** Exercise input **
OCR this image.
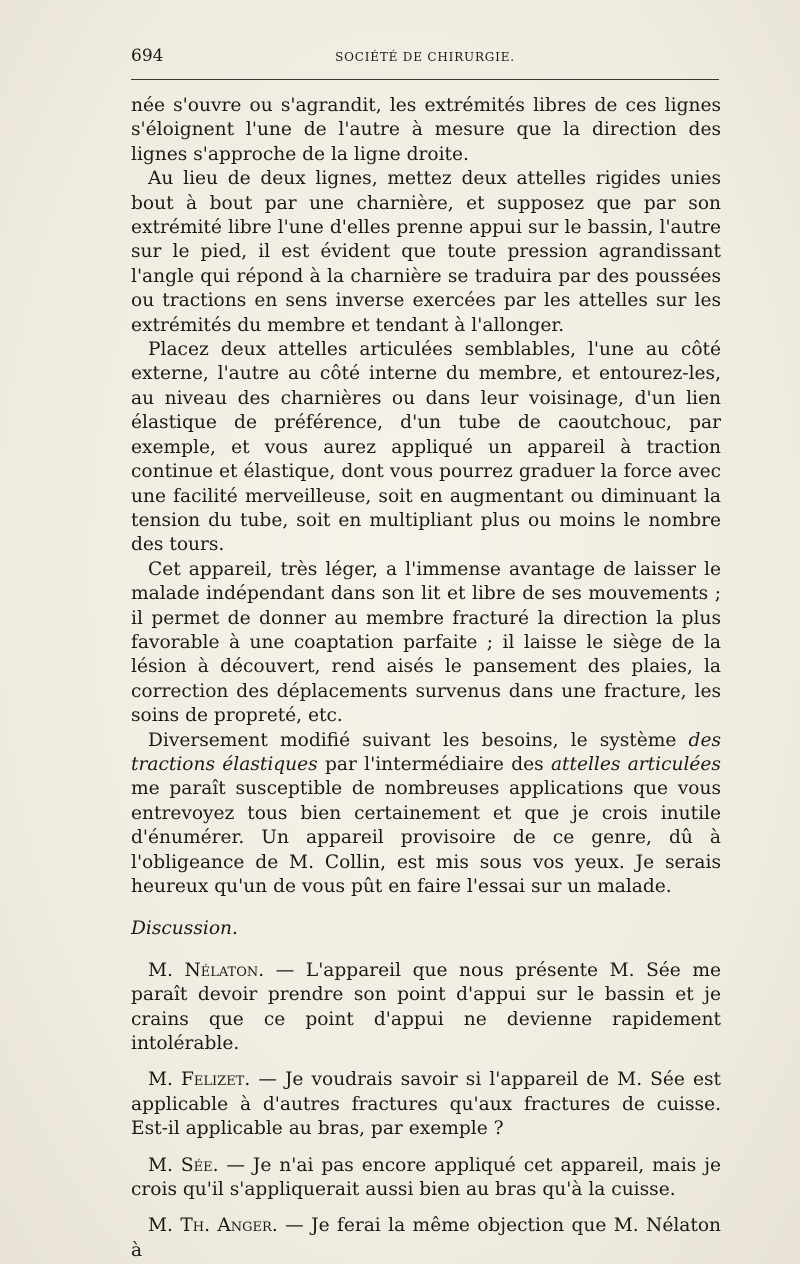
694	SOCIÉTÉ DE CHIRURGIE.

née s'ouvre ou s'agrandit, les extrémités libres de ces lignes s'éloignent l'une de l'autre à mesure que la direction des lignes s'approche de la ligne droite.

Au lieu de deux lignes, mettez deux attelles rigides unies bout à bout par une charnière, et supposez que par son extrémité libre l'une d'elles prenne appui sur le bassin, l'autre sur le pied, il est évident que toute pression agrandissant l'angle qui répond à la charnière se traduira par des poussées ou tractions en sens inverse exercées par les attelles sur les extrémités du membre et tendant à l'allonger.

Placez deux attelles articulées semblables, l'une au côté externe, l'autre au côté interne du membre, et entourez-les, au niveau des charnières ou dans leur voisinage, d'un lien élastique de préférence, d'un tube de caoutchouc, par exemple, et vous aurez appliqué un appareil à traction continue et élastique, dont vous pourrez graduer la force avec une facilité merveilleuse, soit en augmentant ou diminuant la tension du tube, soit en multipliant plus ou moins le nombre des tours.

Cet appareil, très léger, a l'immense avantage de laisser le malade indépendant dans son lit et libre de ses mouvements ; il permet de donner au membre fracturé la direction la plus favorable à une coaptation parfaite ; il laisse le siège de la lésion à découvert, rend aisés le pansement des plaies, la correction des déplacements survenus dans une fracture, les soins de propreté, etc.

Diversement modifié suivant les besoins, le système des tractions élastiques par l'intermédiaire des attelles articulées me paraît susceptible de nombreuses applications que vous entrevoyez tous bien certainement et que je crois inutile d'énumérer. Un appareil provisoire de ce genre, dû à l'obligeance de M. Collin, est mis sous vos yeux. Je serais heureux qu'un de vous pût en faire l'essai sur un malade.

Discussion.

M. Nélaton. — L'appareil que nous présente M. Sée me paraît devoir prendre son point d'appui sur le bassin et je crains que ce point d'appui ne devienne rapidement intolérable.

M. Felizet. — Je voudrais savoir si l'appareil de M. Sée est applicable à d'autres fractures qu'aux fractures de cuisse. Est-il applicable au bras, par exemple ?

M. Sée. — Je n'ai pas encore appliqué cet appareil, mais je crois qu'il s'appliquerait aussi bien au bras qu'à la cuisse.

M. Th. Anger. — Je ferai la même objection que M. Nélaton à
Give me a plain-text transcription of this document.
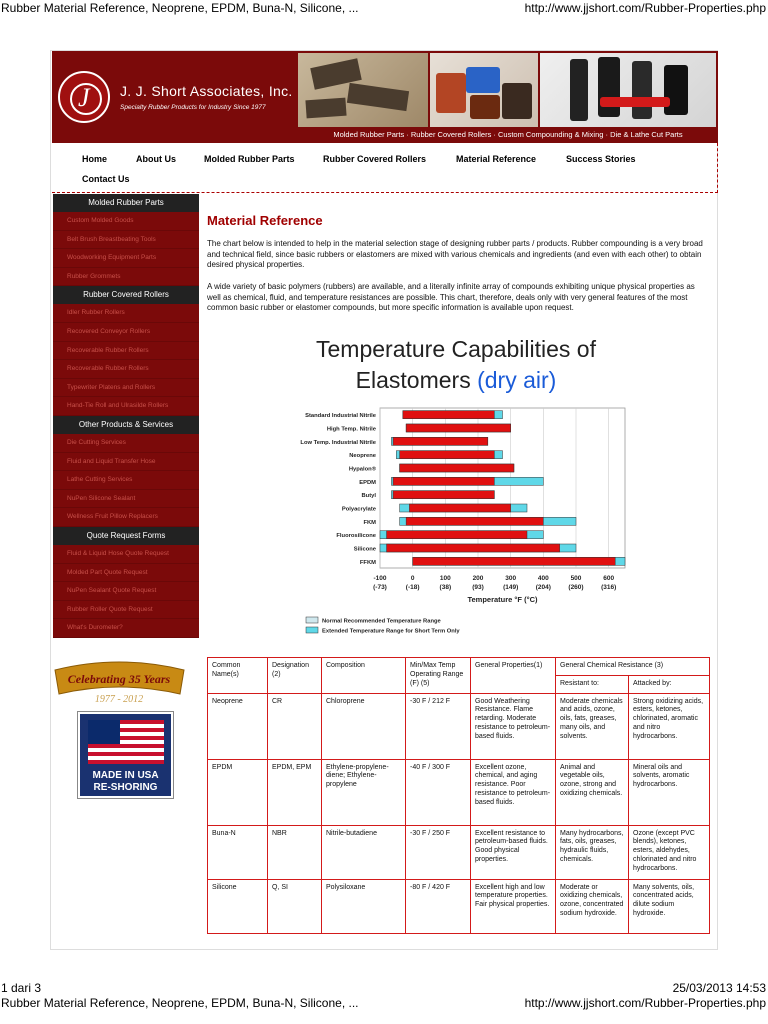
Rubber Material Reference, Neoprene, EPDM, Buna-N, Silicone, ...	http://www.jjshort.com/Rubber-Properties.php
J J. J. Short Associates, Inc.
Specialty Rubber Products for Industry Since 1977
Molded Rubber Parts · Rubber Covered Rollers · Custom Compounding & Mixing · Die & Lathe Cut Parts
Home	About Us	Molded Rubber Parts	Rubber Covered Rollers	Material Reference	Success Stories
Contact Us
Molded Rubber Parts
Custom Molded Goods
Belt Brush Breastbeating Tools
Woodworking Equipment Parts
Rubber Grommets
Rubber Covered Rollers
Idler Rubber Rollers
Recovered Conveyor Rollers
Recoverable Rubber Rollers
Recoverable Rubber Rollers
Typewriter Platens and Rollers
Hand-Tie Roll and Ulrasilde Rollers
Other Products & Services
Die Cutting Services
Fluid and Liquid Transfer Hose
Lathe Cutting Services
NuPen Silicone Sealant
Wellness Fruit Pillow Replacers
Quote Request Forms
Fluid & Liquid Hose Quote Request
Molded Part Quote Request
NuPen Sealant Quote Request
Rubber Roller Quote Request
What's Durometer?
Material Reference
The chart below is intended to help in the material selection stage of designing rubber parts / products. Rubber compounding is a very broad and technical field, since basic rubbers or elastomers are mixed with various chemicals and ingredients (and even with each other) to obtain desired physical properties.
A wide variety of basic polymers (rubbers) are available, and a literally infinite array of compounds exhibiting unique physical properties as well as chemical, fluid, and temperature resistances are possible. This chart, therefore, deals only with very general features of the most common basic rubber or elastomer compounds, but more specific information is available upon request.
Temperature Capabilities of
Elastomers (dry air)
-100
(-73)
0
(-18)
100
(38)
200
(93)
300
(149)
400
(204)
500
(260)
600
(316)
Temperature °F (°C)
Standard Industrial Nitrile
High Temp. Nitrile
Low Temp. Industrial Nitrile
Neoprene
Hypalon®
EPDM
Butyl
Polyacrylate
FKM
Fluorosilicone
Silicone
FFKM
Normal Recommended Temperature Range
Extended Temperature Range for Short Term Only
Celebrating 35 Years
1977 - 2012
MADE IN USA
RE-SHORING
Common Name(s)	Designation (2)	Composition	Min/Max Temp Operating Range (F) (5)	General Properties(1)	General Chemical Resistance (3)	
					Resistant to:	Attacked by:
Neoprene	CR	Chloroprene	-30 F / 212 F	Good Weathering Resistance. Flame retarding. Moderate resistance to petroleum-based fluids.	Moderate chemicals and acids, ozone, oils, fats, greases, many oils, and solvents.	Strong oxidizing acids, esters, ketones, chlorinated, aromatic and nitro hydrocarbons.
EPDM	EPDM, EPM	Ethylene-propylene-diene; Ethylene-propylene	-40 F / 300 F	Excellent ozone, chemical, and aging resistance. Poor resistance to petroleum-based fluids.	Animal and vegetable oils, ozone, strong and oxidizing chemicals.	Mineral oils and solvents, aromatic hydrocarbons.
Buna-N	NBR	Nitrile-butadiene	-30 F / 250 F	Excellent resistance to petroleum-based fluids. Good physical properties.	Many hydrocarbons, fats, oils, greases, hydraulic fluids, chemicals.	Ozone (except PVC blends), ketones, esters, aldehydes, chlorinated and nitro hydrocarbons.
Silicone	Q, SI	Polysiloxane	-80 F / 420 F	Excellent high and low temperature properties. Fair physical properties.	Moderate or oxidizing chemicals, ozone, concentrated sodium hydroxide.	Many solvents, oils, concentrated acids, dilute sodium hydroxide.
1 dari 3	25/03/2013 14:53
Rubber Material Reference, Neoprene, EPDM, Buna-N, Silicone, ...	http://www.jjshort.com/Rubber-Properties.php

** Problem statement **
Leave out the pictures and retype every line above exactly.

** Finished answer **
OCR this image.
694	SOCIÉTÉ DE CHIRURGIE.

née s'ouvre ou s'agrandit, les extrémités libres de ces lignes s'éloignent l'une de l'autre à mesure que la direction des lignes s'approche de la ligne droite.

Au lieu de deux lignes, mettez deux attelles rigides unies bout à bout par une charnière, et supposez que par son extrémité libre l'une d'elles prenne appui sur le bassin, l'autre sur le pied, il est évident que toute pression agrandissant l'angle qui répond à la charnière se traduira par des poussées ou tractions en sens inverse exercées par les attelles sur les extrémités du membre et tendant à l'allonger.

Placez deux attelles articulées semblables, l'une au côté externe, l'autre au côté interne du membre, et entourez-les, au niveau des charnières ou dans leur voisinage, d'un lien élastique de préférence, d'un tube de caoutchouc, par exemple, et vous aurez appliqué un appareil à traction continue et élastique, dont vous pourrez graduer la force avec une facilité merveilleuse, soit en augmentant ou diminuant la tension du tube, soit en multipliant plus ou moins le nombre des tours.

Cet appareil, très léger, a l'immense avantage de laisser le malade indépendant dans son lit et libre de ses mouvements ; il permet de donner au membre fracturé la direction la plus favorable à une coaptation parfaite ; il laisse le siège de la lésion à découvert, rend aisés le pansement des plaies, la correction des déplacements survenus dans une fracture, les soins de propreté, etc.

Diversement modifié suivant les besoins, le système des tractions élastiques par l'intermédiaire des attelles articulées me paraît susceptible de nombreuses applications que vous entrevoyez tous bien certainement et que je crois inutile d'énumérer. Un appareil provisoire de ce genre, dû à l'obligeance de M. Collin, est mis sous vos yeux. Je serais heureux qu'un de vous pût en faire l'essai sur un malade.

Discussion.

M. Nélaton. — L'appareil que nous présente M. Sée me paraît devoir prendre son point d'appui sur le bassin et je crains que ce point d'appui ne devienne rapidement intolérable.

M. Felizet. — Je voudrais savoir si l'appareil de M. Sée est applicable à d'autres fractures qu'aux fractures de cuisse. Est-il applicable au bras, par exemple ?

M. Sée. — Je n'ai pas encore appliqué cet appareil, mais je crois qu'il s'appliquerait aussi bien au bras qu'à la cuisse.

M. Th. Anger. — Je ferai la même objection que M. Nélaton à
Give me a plain-text transcription of this document.
Rubber Material Reference, Neoprene, EPDM, Buna-N, Silicone, ...	http://www.jjshort.com/Rubber-Properties.php
J J. J. Short Associates, Inc.
Specialty Rubber Products for Industry Since 1977
Molded Rubber Parts · Rubber Covered Rollers · Custom Compounding & Mixing · Die & Lathe Cut Parts
Home	About Us	Molded Rubber Parts	Rubber Covered Rollers	Material Reference	Success Stories
Contact Us
Molded Rubber Parts
Custom Molded Goods
Belt Brush Breastbeating Tools
Woodworking Equipment Parts
Rubber Grommets
Rubber Covered Rollers
Idler Rubber Rollers
Recovered Conveyor Rollers
Recoverable Rubber Rollers
Recoverable Rubber Rollers
Typewriter Platens and Rollers
Hand-Tie Roll and Ulrasilde Rollers
Other Products & Services
Die Cutting Services
Fluid and Liquid Transfer Hose
Lathe Cutting Services
NuPen Silicone Sealant
Wellness Fruit Pillow Replacers
Quote Request Forms
Fluid & Liquid Hose Quote Request
Molded Part Quote Request
NuPen Sealant Quote Request
Rubber Roller Quote Request
What's Durometer?
Material Reference
The chart below is intended to help in the material selection stage of designing rubber parts / products. Rubber compounding is a very broad and technical field, since basic rubbers or elastomers are mixed with various chemicals and ingredients (and even with each other) to obtain desired physical properties.
A wide variety of basic polymers (rubbers) are available, and a literally infinite array of compounds exhibiting unique physical properties as well as chemical, fluid, and temperature resistances are possible. This chart, therefore, deals only with very general features of the most common basic rubber or elastomer compounds, but more specific information is available upon request.
Temperature Capabilities of
Elastomers (dry air)
-100
(-73)
0
(-18)
100
(38)
200
(93)
300
(149)
400
(204)
500
(260)
600
(316)
Temperature °F (°C)
Standard Industrial Nitrile
High Temp. Nitrile
Low Temp. Industrial Nitrile
Neoprene
Hypalon®
EPDM
Butyl
Polyacrylate
FKM
Fluorosilicone
Silicone
FFKM
Normal Recommended Temperature Range
Extended Temperature Range for Short Term Only
Celebrating 35 Years
1977 - 2012
MADE IN USA
RE-SHORING
Common Name(s)	Designation (2)	Composition	Min/Max Temp Operating Range (F) (5)	General Properties(1)	General Chemical Resistance (3)	
					Resistant to:	Attacked by:
Neoprene	CR	Chloroprene	-30 F / 212 F	Good Weathering Resistance. Flame retarding. Moderate resistance to petroleum-based fluids.	Moderate chemicals and acids, ozone, oils, fats, greases, many oils, and solvents.	Strong oxidizing acids, esters, ketones, chlorinated, aromatic and nitro hydrocarbons.
EPDM	EPDM, EPM	Ethylene-propylene-diene; Ethylene-propylene	-40 F / 300 F	Excellent ozone, chemical, and aging resistance. Poor resistance to petroleum-based fluids.	Animal and vegetable oils, ozone, strong and oxidizing chemicals.	Mineral oils and solvents, aromatic hydrocarbons.
Buna-N	NBR	Nitrile-butadiene	-30 F / 250 F	Excellent resistance to petroleum-based fluids. Good physical properties.	Many hydrocarbons, fats, oils, greases, hydraulic fluids, chemicals.	Ozone (except PVC blends), ketones, esters, aldehydes, chlorinated and nitro hydrocarbons.
Silicone	Q, SI	Polysiloxane	-80 F / 420 F	Excellent high and low temperature properties. Fair physical properties.	Moderate or oxidizing chemicals, ozone, concentrated sodium hydroxide.	Many solvents, oils, concentrated acids, dilute sodium hydroxide.
1 dari 3	25/03/2013 14:53
Rubber Material Reference, Neoprene, EPDM, Buna-N, Silicone, ...	http://www.jjshort.com/Rubber-Properties.php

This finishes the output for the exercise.